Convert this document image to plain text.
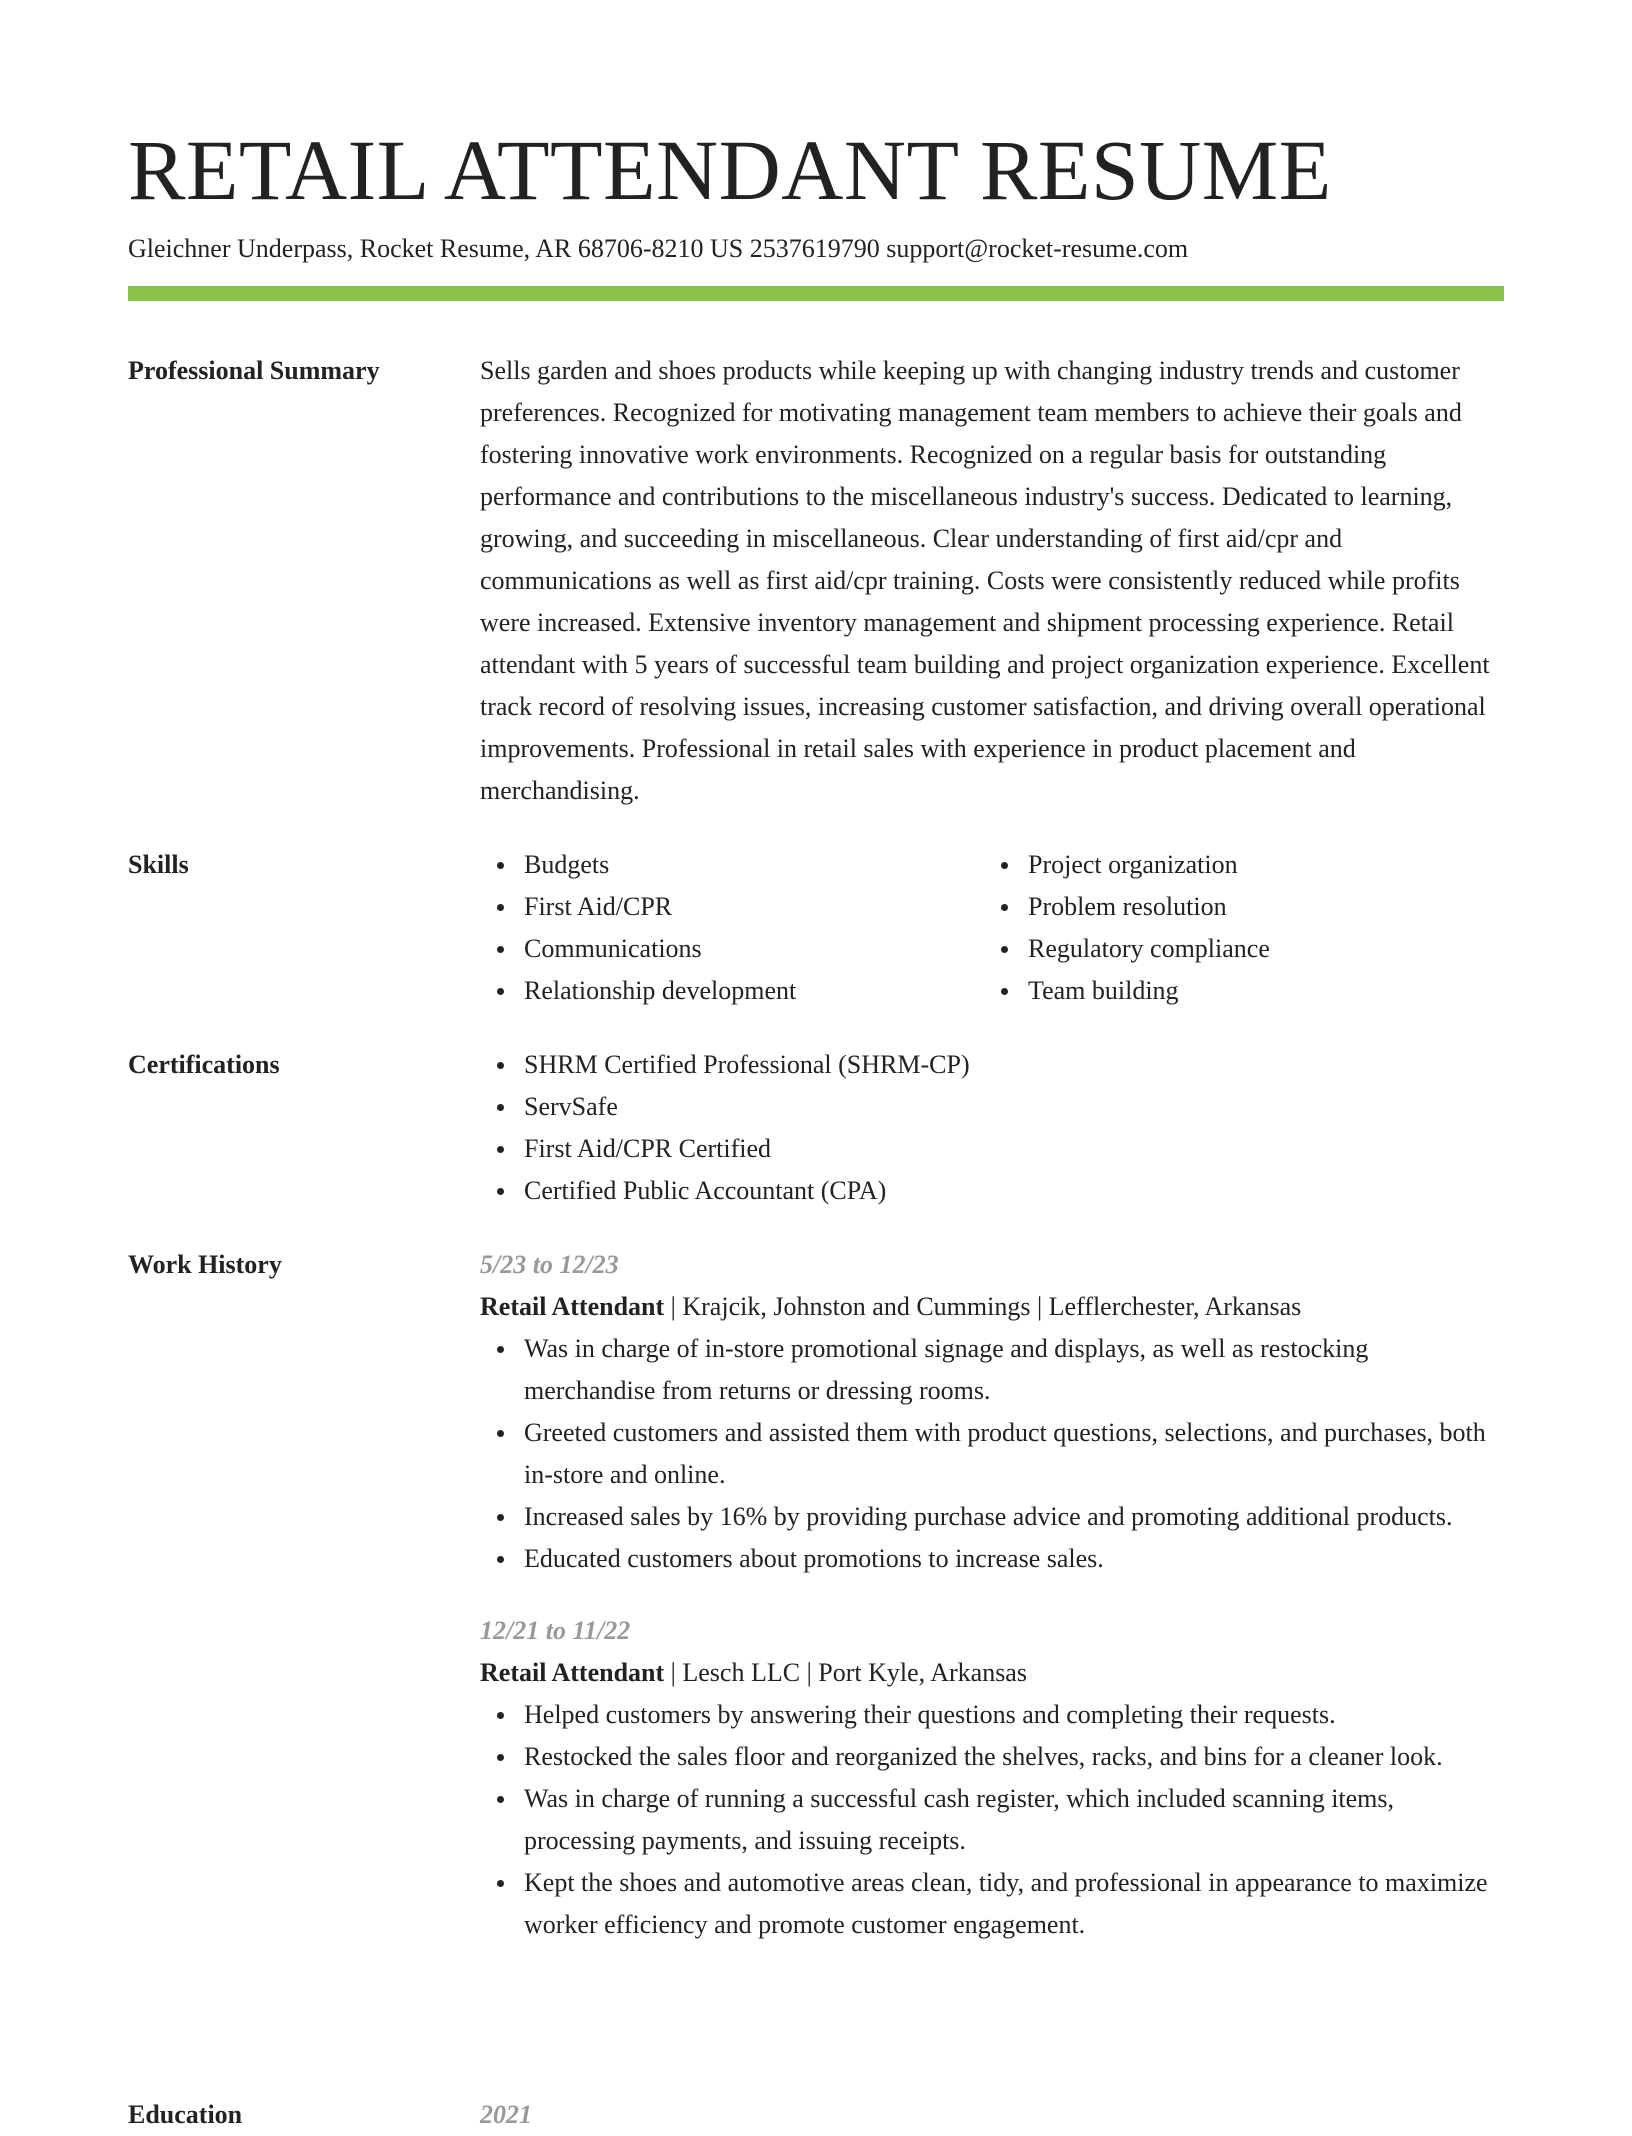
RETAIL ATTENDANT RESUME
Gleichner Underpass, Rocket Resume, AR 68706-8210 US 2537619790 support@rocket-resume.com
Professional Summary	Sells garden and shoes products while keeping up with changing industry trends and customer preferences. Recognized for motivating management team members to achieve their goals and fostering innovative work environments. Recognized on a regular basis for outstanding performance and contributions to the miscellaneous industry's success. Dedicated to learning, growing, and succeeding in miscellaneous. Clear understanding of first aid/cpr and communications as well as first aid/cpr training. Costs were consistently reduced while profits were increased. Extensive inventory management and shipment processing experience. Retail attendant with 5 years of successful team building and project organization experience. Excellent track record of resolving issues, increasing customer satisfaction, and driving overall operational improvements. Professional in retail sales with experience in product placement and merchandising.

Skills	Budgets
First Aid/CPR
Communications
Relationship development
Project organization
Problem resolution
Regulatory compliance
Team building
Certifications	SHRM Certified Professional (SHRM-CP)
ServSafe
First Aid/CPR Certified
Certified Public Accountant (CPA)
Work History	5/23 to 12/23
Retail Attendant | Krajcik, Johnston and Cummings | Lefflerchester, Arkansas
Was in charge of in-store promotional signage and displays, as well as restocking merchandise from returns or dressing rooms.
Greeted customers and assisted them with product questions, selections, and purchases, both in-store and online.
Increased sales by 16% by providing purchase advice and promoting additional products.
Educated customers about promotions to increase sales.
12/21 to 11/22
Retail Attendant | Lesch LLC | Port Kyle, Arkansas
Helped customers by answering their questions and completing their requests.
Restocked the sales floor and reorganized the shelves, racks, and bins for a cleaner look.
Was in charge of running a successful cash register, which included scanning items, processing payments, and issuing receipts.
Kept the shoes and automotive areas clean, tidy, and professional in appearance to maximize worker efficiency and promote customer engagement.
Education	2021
---
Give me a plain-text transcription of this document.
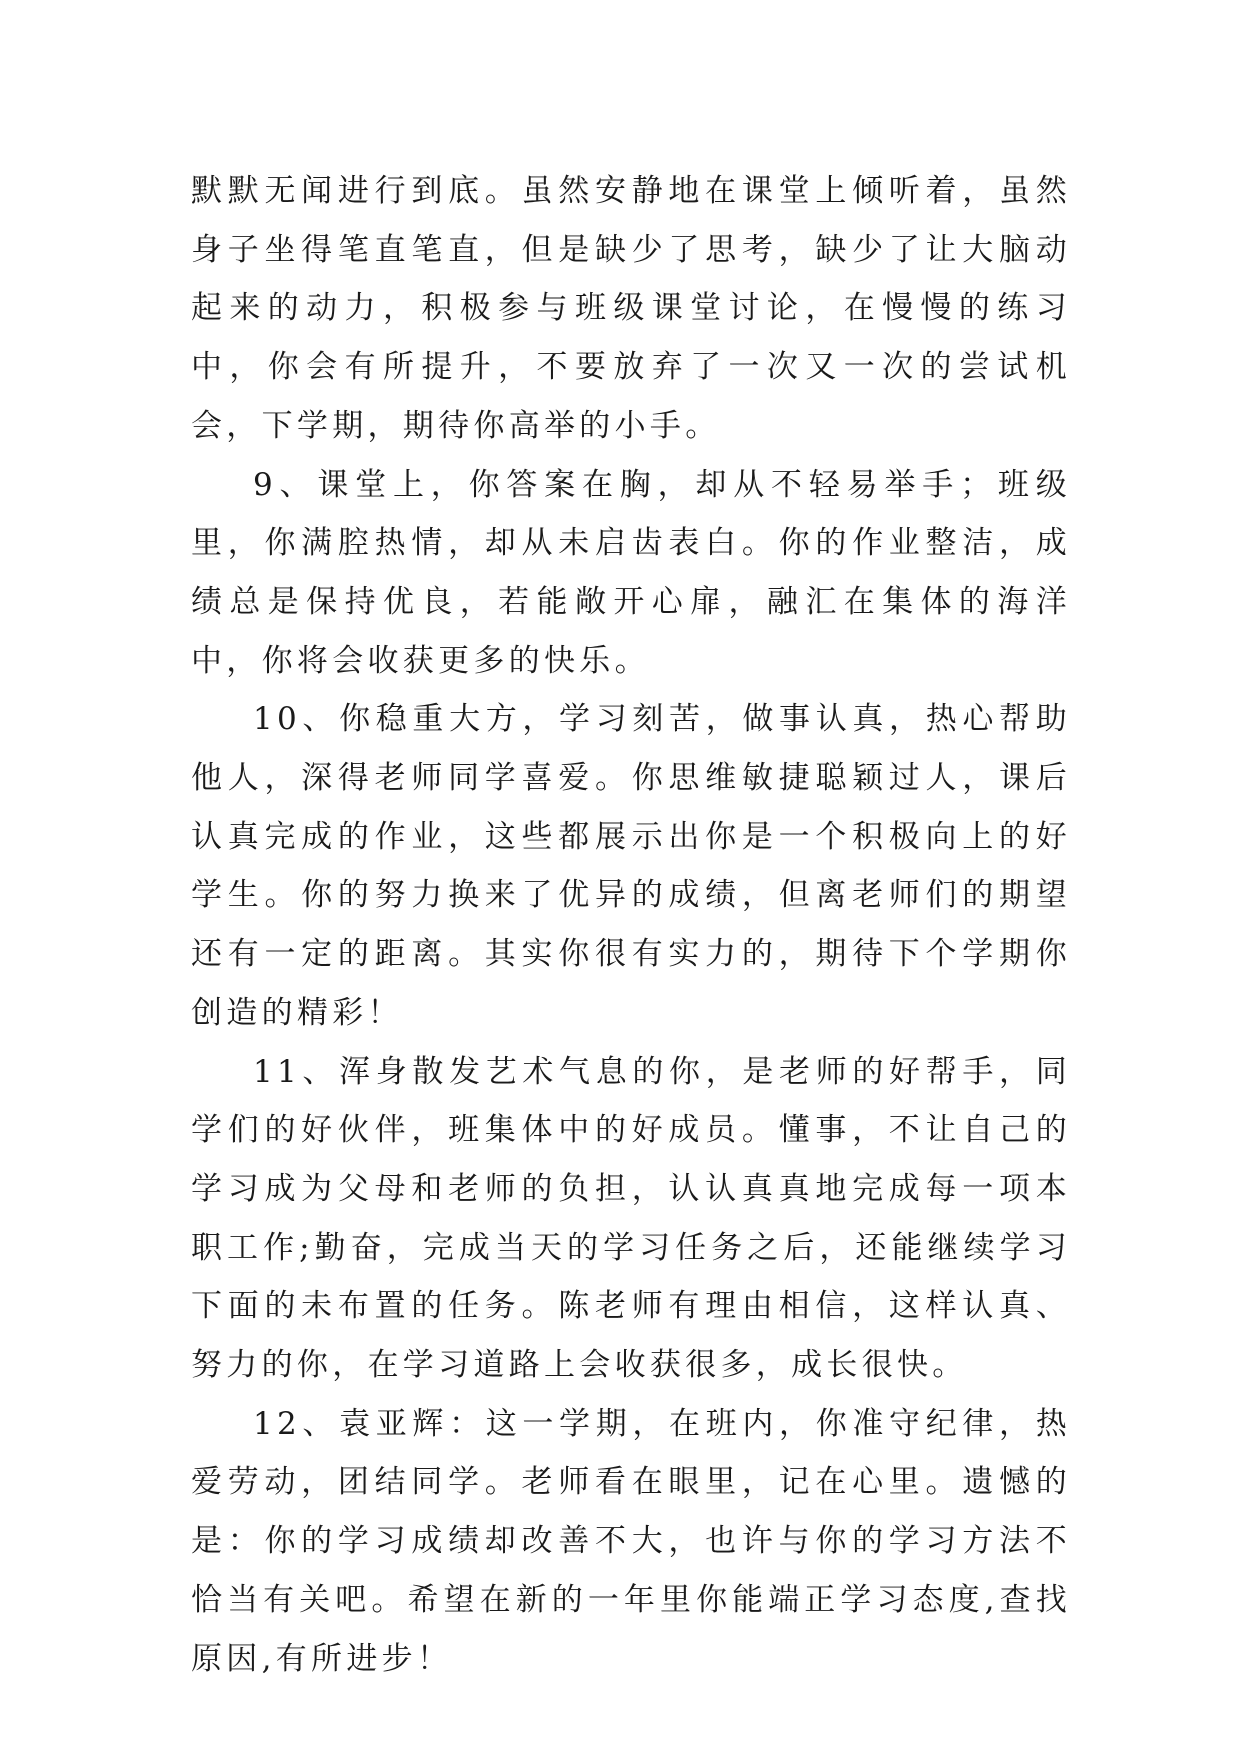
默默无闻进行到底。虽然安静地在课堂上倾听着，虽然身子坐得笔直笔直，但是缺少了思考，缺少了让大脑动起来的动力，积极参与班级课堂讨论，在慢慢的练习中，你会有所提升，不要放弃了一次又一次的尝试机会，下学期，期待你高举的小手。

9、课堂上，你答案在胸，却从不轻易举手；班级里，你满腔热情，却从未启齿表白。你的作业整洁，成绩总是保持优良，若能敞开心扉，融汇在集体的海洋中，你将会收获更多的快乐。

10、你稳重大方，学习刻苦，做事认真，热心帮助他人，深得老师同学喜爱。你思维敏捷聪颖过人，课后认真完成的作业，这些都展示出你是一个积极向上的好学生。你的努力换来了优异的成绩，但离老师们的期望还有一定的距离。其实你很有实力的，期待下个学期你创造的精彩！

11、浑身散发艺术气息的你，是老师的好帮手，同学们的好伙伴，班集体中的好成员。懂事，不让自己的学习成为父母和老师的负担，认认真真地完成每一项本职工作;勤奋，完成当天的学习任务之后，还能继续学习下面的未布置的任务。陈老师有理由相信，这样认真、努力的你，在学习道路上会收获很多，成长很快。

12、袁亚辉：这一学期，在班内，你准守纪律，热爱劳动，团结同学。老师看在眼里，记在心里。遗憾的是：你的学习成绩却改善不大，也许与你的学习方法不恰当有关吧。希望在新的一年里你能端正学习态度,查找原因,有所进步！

• **STATED TASK**:
Pick out each line that holds the string "customers".

• **WRITTEN RESPONSE**:
Greeted customers and assisted them with product questions, selections, and purchases, both in-store and online.
Educated customers about promotions to increase sales.
Helped customers by answering their questions and completing their requests.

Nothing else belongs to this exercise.